> **Tasks**:
a - In the post about rest and daydreaming, what position does Tricia Hersey hold at The Nap Ministry?
b - Name every activity the post about rest and daydreaming says Hersey spent her childhood summers doing.
c - Write the next few paragraphs of the post about rest and daydreaming, beginning right after its final line.

> **Extracted text**:
****************

Tricia Hersey is my hero.
She is the Founding Pastor of The Nap Ministry, as well as an author, activist, and self-proclaimed daydreamer. I read her book, Rest Is Resistance: A Manifesto during my sabbatical, and it changed the way I view rest, work, my value as a child of God, and resisting the grind culture so prevalent today. In fact, I’ve already written about it here.
Hersey writes about her journey reclaiming the practice of rest as a way of upholding her value and self-worth while resisting a pace that leaves her exhausted. Rest Is Resistance opens with these words:
“I wish you rest today. I wish you deep knowing that exhaustion is not a normal way of living. You are enough. You can rest. You must resist anything that doesn’t center your divinity as a human being, You are worthy of care.”
Hersey recalls daydreaming as a child, spending the whole summer sitting on her front steps, staring at the clouds, singing to herself, and making up stories. And then as she aged, opportunities like this to daydream started happening less and less. Everyone told her she had more important things to do.
My experience is similar: daydreaming and living in my imaginary world so much as a child. Then slowly over time, my headspace fills with all of the duties and demands of being an adult.
But, what if it doesn’t have to be like this? What if daydreaming isn’t just a privilege or special treat I allow myself when I’m on vacation? What if I take up daydreaming as a practice?
Hersey likens daydreaming to “downloading” – I love this imagery because it shifts the direction of the action from wandering to receiving. How else do we give our minds the space not only to breathe but also to problem-solve, discover, or create?
Busy people never have epiphanies.
I feel this pressure so much.

****************

> **Raw data**:
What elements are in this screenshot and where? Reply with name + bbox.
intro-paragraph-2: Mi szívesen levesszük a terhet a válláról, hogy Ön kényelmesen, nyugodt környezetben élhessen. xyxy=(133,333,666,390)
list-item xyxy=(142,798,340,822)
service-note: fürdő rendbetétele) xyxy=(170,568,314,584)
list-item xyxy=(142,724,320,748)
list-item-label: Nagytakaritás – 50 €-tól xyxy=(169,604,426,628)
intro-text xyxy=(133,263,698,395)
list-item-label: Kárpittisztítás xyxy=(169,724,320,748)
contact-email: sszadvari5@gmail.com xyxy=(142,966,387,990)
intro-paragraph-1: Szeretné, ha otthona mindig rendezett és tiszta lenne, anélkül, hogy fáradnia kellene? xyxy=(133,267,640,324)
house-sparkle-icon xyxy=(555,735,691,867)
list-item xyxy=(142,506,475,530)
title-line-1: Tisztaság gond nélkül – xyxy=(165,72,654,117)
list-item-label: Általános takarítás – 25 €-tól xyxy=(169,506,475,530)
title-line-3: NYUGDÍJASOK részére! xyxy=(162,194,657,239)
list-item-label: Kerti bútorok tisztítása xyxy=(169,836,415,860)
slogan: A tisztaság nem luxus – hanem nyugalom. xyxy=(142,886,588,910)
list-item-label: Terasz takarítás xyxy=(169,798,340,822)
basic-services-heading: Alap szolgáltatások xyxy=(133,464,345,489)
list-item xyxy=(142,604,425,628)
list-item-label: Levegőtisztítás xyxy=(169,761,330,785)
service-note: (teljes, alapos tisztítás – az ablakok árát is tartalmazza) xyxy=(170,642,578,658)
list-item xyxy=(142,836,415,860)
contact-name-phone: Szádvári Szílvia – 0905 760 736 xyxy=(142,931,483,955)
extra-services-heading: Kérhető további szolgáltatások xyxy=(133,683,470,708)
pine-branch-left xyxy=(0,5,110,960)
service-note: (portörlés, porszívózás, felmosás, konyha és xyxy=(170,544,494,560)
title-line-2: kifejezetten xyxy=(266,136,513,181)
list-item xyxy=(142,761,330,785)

****************

> **Answers in order**:
a - She is the Founding Pastor of The Nap Ministry.

b -
- Sitting on her front steps
- Staring at the clouds
- Singing to herself
- Making up stories

c -
I simultaneously have too much to do and look around at my peers and wonder how they do so much more than me. Not to mention the good ole protestant work ethic that tells me I need to justify any time I take for myself.
During college and seminary when someone would ask me how my day was, I would evaluate how I was doing based on how much I got done. I would say things like, “It was good; I was really productive.” Or, “The worst! I have so much more to do!”
While my work has changed and the pace is different, I still feel the pressure to make the most of my time and to be as productive as I can. And if my workday to do list seems daunting, wait till you see the to do list for my day off!
So for Lent, I’m giving something up. I’m following Hersey’s lead and giving up the time crunch of wanting to squeeze out as much productivity as I can from every moment.
I’m giving up the anxious feeling that I’m forgetting something or I need to be somewhere – that feeling that I can’t let my mind wander.
I’m giving up the illusion that God needs me to be effective and productive in order to keep world turning. On the contrary, God and the world will do just fine if I take a breather every now and then.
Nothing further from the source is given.